**INSTRUCTION**: Pull every line of the entries that has the word "Kバイト".

**SOURCE DATA**:
----

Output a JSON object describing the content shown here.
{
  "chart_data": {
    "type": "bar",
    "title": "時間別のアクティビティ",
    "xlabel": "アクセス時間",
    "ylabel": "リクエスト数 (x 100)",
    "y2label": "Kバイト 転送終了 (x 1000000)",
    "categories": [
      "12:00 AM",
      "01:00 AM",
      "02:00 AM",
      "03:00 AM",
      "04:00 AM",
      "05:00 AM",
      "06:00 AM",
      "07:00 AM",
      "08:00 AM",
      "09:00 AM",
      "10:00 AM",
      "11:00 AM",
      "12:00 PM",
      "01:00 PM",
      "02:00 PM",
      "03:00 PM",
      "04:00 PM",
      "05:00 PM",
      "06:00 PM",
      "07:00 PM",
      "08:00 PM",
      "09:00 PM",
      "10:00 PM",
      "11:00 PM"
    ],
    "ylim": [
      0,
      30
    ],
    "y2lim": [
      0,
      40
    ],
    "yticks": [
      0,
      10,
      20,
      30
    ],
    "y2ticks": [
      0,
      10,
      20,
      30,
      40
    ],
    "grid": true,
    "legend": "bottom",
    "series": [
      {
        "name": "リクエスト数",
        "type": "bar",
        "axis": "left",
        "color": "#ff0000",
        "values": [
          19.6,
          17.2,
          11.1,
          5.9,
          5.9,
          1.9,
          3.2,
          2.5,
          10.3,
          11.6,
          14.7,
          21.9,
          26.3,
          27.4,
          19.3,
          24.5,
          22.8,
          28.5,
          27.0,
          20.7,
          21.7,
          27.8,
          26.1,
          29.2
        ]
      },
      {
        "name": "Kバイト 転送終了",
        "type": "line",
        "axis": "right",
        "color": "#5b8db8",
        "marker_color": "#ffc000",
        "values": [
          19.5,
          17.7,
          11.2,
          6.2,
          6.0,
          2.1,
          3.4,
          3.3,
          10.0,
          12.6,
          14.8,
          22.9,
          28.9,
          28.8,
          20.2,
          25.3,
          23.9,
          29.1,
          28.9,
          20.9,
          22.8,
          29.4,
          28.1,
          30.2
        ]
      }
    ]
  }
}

----

**ANSWER TO THIS EXERCISE**:
    "y2label": "Kバイト 転送終了 (x 1000000)",
        "name": "Kバイト 転送終了",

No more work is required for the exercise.